(Dataset records)
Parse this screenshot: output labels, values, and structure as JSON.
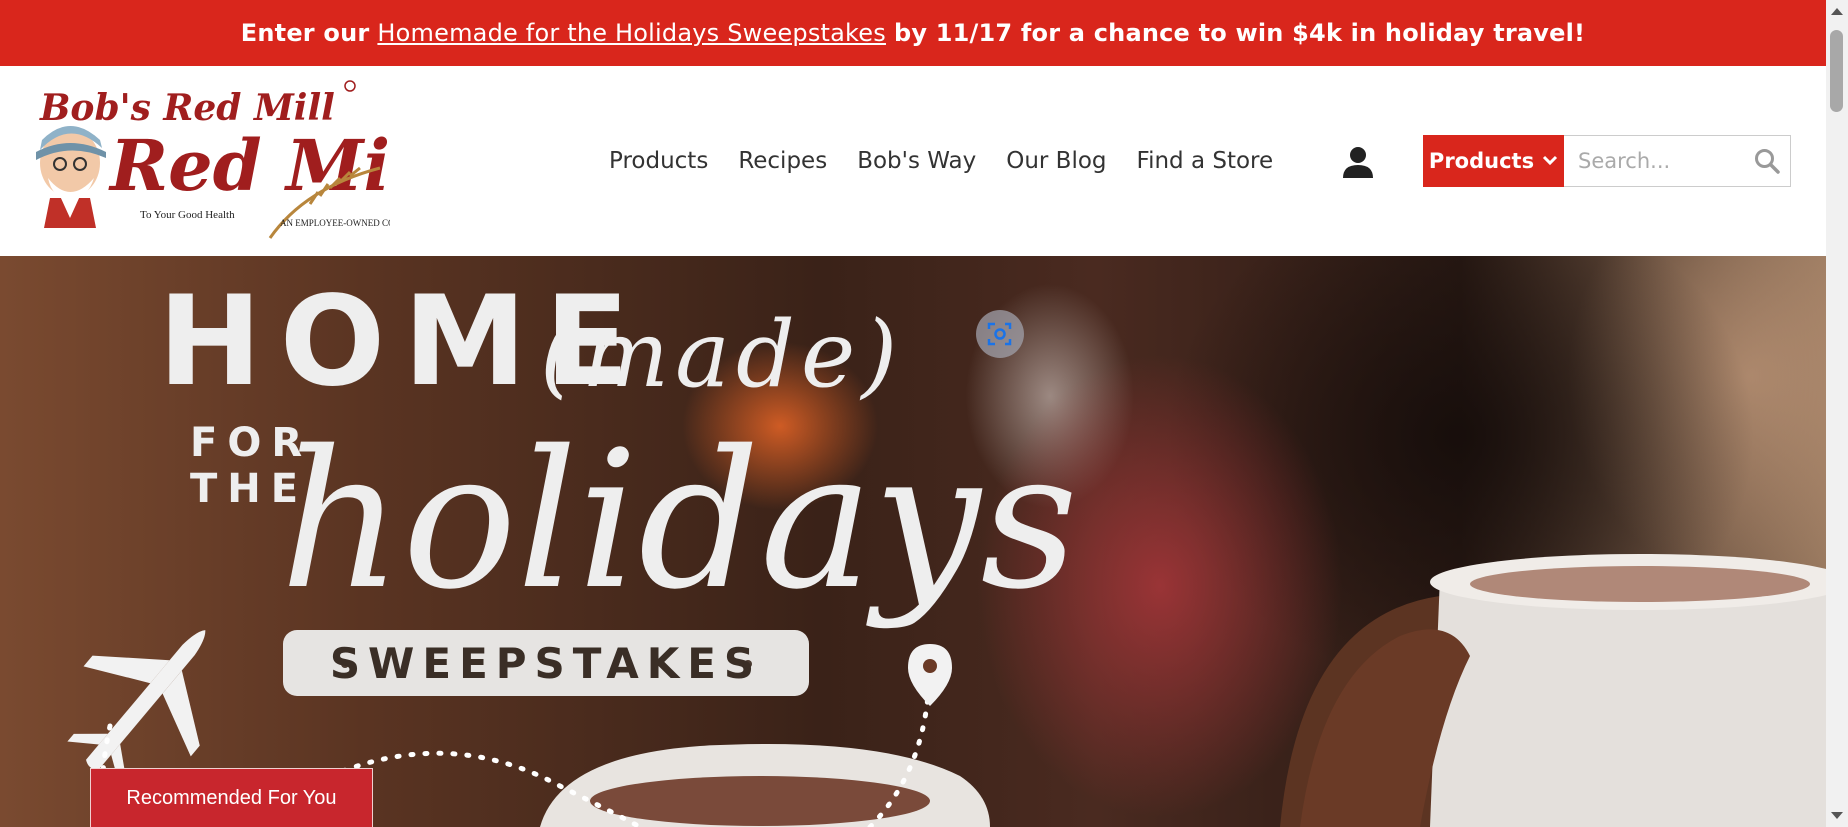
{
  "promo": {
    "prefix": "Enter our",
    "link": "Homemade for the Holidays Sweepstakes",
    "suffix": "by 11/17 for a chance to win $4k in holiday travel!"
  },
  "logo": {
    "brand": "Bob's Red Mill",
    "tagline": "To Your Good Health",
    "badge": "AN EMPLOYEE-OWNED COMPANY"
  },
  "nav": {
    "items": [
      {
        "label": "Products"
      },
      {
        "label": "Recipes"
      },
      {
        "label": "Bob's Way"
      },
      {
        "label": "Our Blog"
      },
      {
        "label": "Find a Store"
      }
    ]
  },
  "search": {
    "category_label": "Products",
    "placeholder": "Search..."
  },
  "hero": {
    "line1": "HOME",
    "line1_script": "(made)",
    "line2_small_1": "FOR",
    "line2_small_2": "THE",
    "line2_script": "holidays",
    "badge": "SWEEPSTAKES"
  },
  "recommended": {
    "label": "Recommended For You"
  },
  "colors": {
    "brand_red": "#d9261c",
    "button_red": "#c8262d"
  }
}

** TASK DESCRIPTION **
All lines in the data that contain the word "badge" should be copied.

** ANSWER TO THE EXERCISE **
    "badge": "AN EMPLOYEE-OWNED COMPANY"
    "badge": "SWEEPSTAKES"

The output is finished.